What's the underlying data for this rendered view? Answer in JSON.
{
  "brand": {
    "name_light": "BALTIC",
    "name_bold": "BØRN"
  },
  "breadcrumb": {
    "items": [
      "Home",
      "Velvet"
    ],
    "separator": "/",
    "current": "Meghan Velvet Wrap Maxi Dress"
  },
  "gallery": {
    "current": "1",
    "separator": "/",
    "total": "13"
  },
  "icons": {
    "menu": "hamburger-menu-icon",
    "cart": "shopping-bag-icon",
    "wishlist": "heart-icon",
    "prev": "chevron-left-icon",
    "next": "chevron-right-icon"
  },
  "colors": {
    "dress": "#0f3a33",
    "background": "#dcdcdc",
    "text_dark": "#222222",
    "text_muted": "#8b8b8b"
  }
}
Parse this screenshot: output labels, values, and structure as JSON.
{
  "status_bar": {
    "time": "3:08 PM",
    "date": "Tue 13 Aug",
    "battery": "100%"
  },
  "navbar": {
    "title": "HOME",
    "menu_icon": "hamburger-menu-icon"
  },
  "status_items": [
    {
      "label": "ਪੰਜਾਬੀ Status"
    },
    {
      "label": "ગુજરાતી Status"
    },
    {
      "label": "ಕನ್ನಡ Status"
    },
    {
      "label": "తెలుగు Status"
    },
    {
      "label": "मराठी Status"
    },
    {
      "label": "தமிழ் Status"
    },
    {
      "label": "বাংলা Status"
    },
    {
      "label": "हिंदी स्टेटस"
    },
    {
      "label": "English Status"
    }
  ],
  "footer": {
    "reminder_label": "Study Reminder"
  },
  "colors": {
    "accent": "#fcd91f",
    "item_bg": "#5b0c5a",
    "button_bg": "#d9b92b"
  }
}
---
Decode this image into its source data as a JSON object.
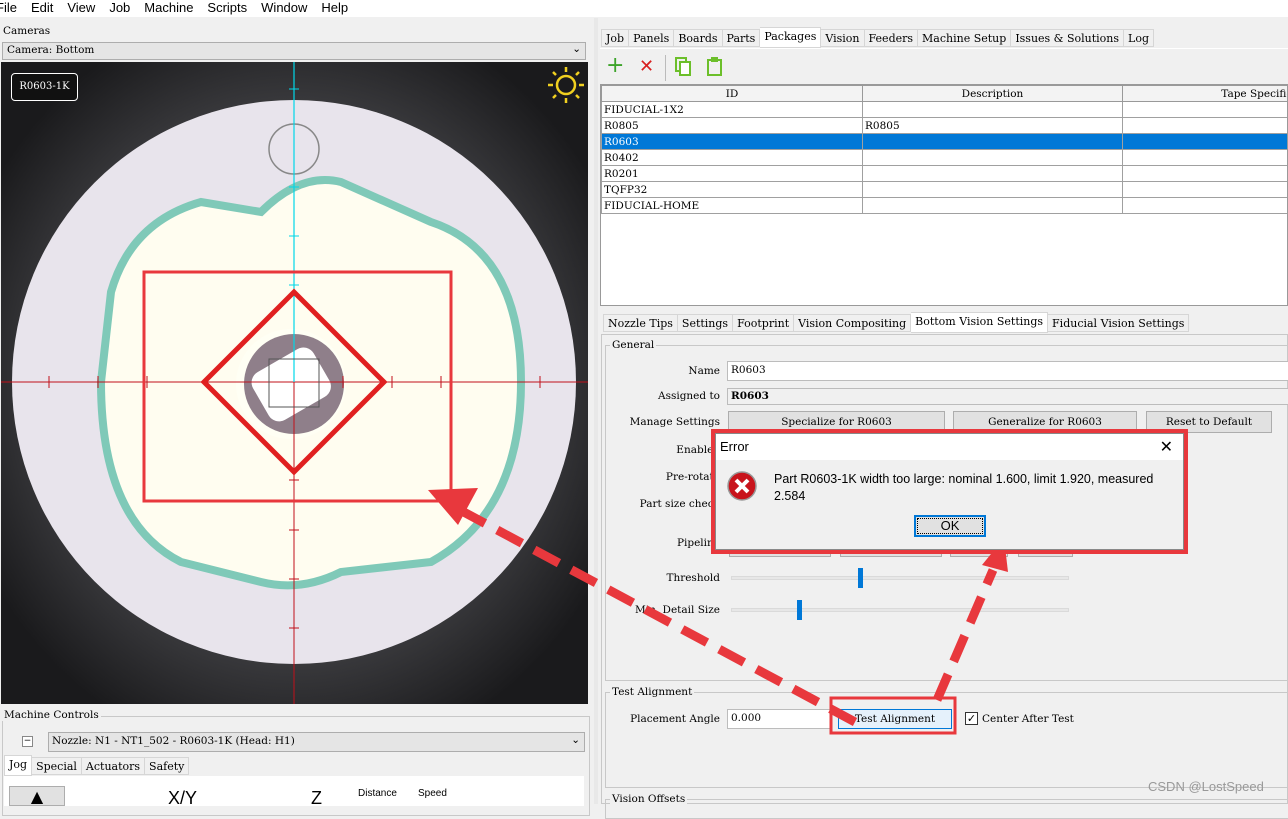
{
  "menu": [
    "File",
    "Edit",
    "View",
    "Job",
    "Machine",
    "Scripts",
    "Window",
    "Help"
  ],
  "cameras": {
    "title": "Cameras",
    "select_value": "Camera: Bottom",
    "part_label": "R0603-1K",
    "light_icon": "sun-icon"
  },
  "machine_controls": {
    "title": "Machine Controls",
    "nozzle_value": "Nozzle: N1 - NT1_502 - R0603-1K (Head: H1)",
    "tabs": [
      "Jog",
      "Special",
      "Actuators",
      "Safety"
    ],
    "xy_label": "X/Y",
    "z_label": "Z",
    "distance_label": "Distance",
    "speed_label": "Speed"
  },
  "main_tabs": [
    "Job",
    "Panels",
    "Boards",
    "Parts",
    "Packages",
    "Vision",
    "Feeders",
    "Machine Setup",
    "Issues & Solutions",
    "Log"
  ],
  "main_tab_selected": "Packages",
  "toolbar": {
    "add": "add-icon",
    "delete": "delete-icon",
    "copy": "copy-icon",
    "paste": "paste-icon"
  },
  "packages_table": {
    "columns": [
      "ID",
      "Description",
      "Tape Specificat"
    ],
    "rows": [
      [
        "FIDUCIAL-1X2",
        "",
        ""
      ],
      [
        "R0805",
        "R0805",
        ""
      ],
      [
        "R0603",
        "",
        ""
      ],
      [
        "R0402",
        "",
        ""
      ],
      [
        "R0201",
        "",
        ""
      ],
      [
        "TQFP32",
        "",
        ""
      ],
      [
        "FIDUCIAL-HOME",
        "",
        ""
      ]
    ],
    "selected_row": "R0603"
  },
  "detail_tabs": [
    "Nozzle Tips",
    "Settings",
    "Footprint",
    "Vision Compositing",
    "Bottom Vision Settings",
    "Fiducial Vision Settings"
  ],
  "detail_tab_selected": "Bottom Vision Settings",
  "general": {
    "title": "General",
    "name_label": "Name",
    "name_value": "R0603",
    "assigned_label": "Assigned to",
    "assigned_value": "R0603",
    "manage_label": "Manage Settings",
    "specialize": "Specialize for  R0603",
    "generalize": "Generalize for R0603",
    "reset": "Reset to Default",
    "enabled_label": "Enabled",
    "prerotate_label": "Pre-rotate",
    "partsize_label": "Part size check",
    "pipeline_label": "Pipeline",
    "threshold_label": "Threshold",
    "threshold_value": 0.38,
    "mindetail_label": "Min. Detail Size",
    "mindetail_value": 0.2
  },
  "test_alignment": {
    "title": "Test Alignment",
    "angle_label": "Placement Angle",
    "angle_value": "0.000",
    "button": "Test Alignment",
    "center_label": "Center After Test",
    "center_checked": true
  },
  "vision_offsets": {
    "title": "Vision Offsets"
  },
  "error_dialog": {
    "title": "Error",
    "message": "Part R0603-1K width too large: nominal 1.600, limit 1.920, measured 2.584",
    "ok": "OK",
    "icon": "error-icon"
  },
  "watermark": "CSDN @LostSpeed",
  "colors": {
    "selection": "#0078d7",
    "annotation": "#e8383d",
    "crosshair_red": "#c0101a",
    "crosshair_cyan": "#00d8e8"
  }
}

**Task statement**
Search the entries for the word "current", then list each line that holds it.

**Task response**
    "current": "Meghan Velvet Wrap Maxi Dress"
    "current": "1",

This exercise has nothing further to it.